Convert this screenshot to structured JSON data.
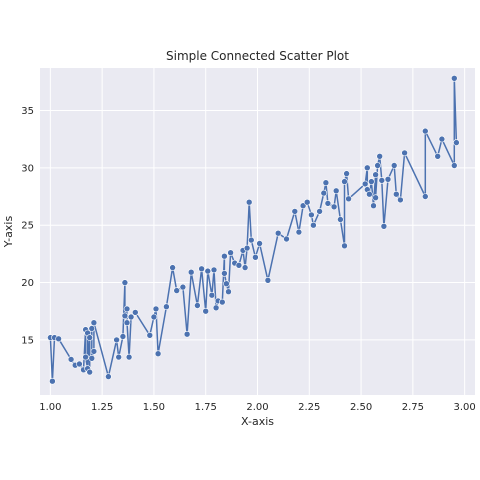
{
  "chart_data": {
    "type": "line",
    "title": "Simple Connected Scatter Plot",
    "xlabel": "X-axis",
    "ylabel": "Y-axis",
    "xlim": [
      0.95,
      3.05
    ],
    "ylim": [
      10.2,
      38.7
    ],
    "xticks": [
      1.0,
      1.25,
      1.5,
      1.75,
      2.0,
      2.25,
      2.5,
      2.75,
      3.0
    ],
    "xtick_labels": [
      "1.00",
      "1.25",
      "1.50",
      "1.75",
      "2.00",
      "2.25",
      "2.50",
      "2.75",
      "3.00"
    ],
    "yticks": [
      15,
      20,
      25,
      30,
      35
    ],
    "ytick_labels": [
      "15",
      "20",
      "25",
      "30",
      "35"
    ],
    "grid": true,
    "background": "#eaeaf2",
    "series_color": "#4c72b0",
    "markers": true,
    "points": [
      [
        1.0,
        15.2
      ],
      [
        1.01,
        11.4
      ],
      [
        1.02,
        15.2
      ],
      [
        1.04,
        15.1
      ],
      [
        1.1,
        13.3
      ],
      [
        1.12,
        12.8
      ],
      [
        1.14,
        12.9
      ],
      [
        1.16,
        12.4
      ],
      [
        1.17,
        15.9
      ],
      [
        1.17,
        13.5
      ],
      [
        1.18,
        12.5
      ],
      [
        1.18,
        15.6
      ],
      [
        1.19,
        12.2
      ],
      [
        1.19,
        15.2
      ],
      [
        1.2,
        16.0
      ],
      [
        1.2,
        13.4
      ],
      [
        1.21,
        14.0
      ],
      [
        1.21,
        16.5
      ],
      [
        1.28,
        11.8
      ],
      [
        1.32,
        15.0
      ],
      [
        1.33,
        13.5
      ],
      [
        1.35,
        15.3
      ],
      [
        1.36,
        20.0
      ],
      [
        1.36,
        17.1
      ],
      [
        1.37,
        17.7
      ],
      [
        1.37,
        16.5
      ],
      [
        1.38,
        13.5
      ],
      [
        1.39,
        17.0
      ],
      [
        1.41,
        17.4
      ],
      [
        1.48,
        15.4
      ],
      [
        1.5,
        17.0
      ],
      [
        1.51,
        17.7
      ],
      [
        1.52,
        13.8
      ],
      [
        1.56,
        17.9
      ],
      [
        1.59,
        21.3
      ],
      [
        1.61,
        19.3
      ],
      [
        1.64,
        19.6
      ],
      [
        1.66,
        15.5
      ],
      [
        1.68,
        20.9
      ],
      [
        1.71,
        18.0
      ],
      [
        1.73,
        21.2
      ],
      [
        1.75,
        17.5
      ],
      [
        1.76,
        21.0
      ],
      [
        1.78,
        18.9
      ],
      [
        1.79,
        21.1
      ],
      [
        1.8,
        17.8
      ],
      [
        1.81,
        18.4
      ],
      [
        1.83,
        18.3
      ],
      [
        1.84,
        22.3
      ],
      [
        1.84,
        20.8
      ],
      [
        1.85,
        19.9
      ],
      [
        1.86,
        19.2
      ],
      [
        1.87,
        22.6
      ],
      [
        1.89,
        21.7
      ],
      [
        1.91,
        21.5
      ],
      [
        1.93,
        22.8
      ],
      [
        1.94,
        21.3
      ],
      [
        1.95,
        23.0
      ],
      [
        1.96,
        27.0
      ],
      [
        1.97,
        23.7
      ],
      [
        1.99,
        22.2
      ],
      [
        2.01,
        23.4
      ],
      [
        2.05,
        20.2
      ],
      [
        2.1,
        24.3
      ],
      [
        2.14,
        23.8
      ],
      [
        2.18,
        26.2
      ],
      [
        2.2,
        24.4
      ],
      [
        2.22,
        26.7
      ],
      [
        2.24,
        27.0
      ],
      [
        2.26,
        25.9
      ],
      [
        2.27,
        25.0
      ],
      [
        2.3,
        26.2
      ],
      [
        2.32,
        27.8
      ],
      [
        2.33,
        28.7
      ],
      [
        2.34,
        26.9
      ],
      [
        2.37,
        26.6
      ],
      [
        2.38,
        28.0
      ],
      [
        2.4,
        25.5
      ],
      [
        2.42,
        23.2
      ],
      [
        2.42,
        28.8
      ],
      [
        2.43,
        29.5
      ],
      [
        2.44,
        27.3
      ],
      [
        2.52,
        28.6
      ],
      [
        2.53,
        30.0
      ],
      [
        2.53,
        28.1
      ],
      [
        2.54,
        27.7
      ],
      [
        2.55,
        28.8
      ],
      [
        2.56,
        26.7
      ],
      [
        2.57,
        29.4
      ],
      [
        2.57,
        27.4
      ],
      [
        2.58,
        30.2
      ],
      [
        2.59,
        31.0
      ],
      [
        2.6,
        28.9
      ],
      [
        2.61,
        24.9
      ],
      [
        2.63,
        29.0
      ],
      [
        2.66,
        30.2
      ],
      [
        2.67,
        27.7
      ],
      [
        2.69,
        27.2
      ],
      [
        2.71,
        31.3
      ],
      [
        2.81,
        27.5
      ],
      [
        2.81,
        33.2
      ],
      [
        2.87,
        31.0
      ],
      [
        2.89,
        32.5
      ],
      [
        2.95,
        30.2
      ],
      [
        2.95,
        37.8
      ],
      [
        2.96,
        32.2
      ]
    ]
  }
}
--
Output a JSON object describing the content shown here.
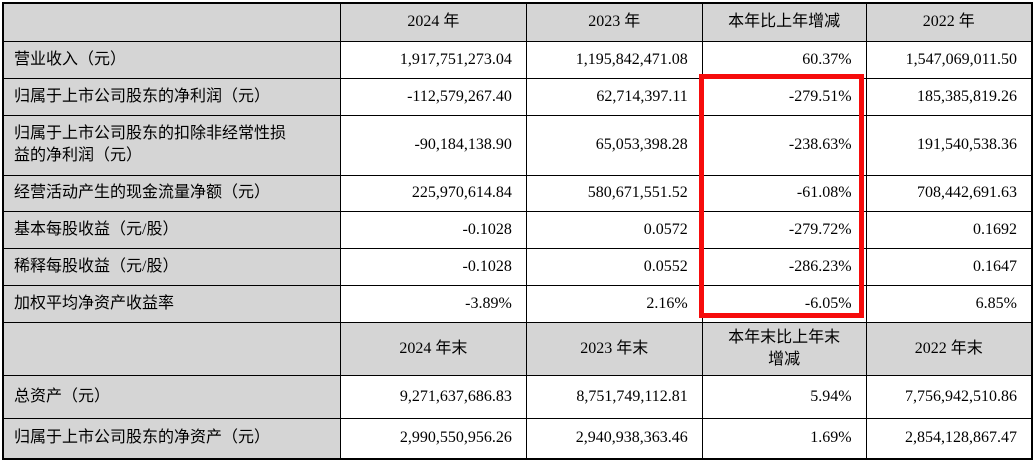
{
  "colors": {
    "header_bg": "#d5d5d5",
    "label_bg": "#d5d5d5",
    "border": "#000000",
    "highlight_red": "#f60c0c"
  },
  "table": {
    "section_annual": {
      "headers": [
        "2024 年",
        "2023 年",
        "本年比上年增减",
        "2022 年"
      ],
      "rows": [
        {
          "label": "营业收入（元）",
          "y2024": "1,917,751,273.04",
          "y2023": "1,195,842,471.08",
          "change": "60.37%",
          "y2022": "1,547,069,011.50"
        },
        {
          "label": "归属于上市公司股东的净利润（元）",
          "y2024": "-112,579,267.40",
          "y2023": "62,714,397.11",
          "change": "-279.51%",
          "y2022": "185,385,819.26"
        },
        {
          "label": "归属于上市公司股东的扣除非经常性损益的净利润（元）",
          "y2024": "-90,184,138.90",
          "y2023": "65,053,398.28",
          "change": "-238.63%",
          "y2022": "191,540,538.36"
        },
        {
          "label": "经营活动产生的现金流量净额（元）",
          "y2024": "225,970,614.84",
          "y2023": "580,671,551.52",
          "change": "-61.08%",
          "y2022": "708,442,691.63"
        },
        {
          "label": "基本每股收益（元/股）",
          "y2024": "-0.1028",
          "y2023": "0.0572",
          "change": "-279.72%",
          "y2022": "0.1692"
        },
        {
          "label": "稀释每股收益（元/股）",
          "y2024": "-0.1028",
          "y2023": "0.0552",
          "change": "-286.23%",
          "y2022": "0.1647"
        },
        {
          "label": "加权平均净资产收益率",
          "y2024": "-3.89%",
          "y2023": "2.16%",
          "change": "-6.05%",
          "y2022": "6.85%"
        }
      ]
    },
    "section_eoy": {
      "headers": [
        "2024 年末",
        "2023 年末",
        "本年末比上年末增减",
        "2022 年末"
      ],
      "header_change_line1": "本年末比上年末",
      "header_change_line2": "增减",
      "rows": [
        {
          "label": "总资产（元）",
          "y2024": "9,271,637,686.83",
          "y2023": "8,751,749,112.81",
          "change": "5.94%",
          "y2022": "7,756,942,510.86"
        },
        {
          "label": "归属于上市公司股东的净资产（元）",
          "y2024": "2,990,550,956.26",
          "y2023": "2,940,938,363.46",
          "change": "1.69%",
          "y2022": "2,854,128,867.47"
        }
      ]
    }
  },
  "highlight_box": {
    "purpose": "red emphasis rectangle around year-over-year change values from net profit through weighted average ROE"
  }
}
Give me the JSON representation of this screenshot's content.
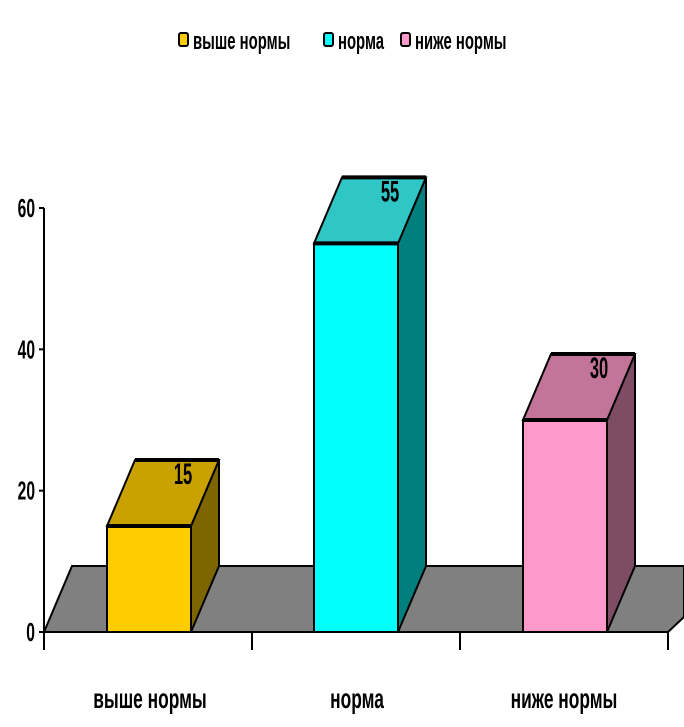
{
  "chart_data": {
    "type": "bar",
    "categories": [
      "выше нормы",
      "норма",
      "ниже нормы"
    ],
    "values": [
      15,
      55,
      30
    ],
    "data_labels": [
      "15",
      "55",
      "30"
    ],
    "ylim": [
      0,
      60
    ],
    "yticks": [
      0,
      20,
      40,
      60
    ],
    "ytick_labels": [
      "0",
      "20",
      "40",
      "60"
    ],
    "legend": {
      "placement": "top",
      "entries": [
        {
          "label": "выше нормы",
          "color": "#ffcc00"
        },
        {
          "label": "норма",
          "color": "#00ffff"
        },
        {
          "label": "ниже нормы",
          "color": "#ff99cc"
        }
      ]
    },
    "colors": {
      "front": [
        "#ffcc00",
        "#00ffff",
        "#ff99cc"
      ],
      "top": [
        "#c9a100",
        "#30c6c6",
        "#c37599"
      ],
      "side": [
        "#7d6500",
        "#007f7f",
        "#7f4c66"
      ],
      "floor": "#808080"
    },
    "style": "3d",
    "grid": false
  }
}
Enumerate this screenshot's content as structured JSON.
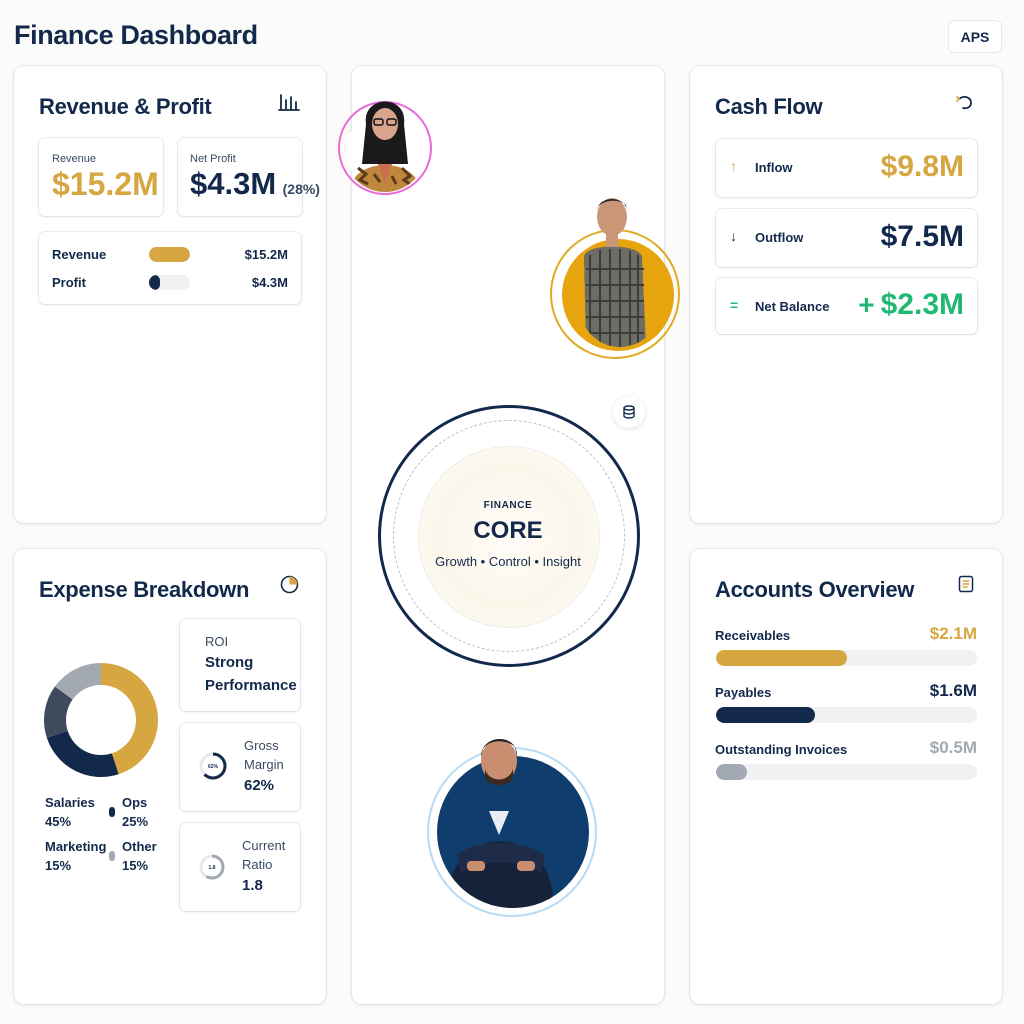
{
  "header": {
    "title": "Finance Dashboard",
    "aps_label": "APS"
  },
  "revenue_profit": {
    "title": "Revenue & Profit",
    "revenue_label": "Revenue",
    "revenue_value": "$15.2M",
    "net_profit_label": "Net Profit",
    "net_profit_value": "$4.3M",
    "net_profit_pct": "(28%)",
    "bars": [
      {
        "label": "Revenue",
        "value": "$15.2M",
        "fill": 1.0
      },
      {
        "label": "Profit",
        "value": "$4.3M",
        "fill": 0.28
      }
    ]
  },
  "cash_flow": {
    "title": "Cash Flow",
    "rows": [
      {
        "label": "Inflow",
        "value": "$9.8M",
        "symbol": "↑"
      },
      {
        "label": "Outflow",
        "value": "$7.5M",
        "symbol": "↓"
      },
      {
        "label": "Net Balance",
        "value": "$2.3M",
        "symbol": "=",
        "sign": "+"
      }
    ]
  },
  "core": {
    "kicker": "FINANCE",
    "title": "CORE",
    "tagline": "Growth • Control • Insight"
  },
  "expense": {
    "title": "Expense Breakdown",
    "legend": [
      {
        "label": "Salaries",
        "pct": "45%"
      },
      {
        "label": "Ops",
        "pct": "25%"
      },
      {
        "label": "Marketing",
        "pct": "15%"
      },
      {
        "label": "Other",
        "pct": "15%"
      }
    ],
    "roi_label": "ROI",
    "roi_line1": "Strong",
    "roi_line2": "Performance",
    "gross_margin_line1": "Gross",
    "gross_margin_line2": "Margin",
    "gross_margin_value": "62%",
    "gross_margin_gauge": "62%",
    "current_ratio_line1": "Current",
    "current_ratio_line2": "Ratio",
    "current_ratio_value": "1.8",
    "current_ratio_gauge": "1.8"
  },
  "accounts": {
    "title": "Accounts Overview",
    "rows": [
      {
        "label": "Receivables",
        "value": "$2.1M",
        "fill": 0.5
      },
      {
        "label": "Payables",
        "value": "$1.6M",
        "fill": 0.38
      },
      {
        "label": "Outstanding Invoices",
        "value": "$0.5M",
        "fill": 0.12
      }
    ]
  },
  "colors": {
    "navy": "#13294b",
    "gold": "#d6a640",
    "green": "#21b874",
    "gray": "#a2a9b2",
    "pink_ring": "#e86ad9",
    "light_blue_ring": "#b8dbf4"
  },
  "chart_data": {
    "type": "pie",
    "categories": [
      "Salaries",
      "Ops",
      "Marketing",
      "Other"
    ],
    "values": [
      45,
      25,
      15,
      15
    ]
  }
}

§ What this task involves: Go through the material above and count the lines that include "structured". Give the number alone.

§ Expected output: 2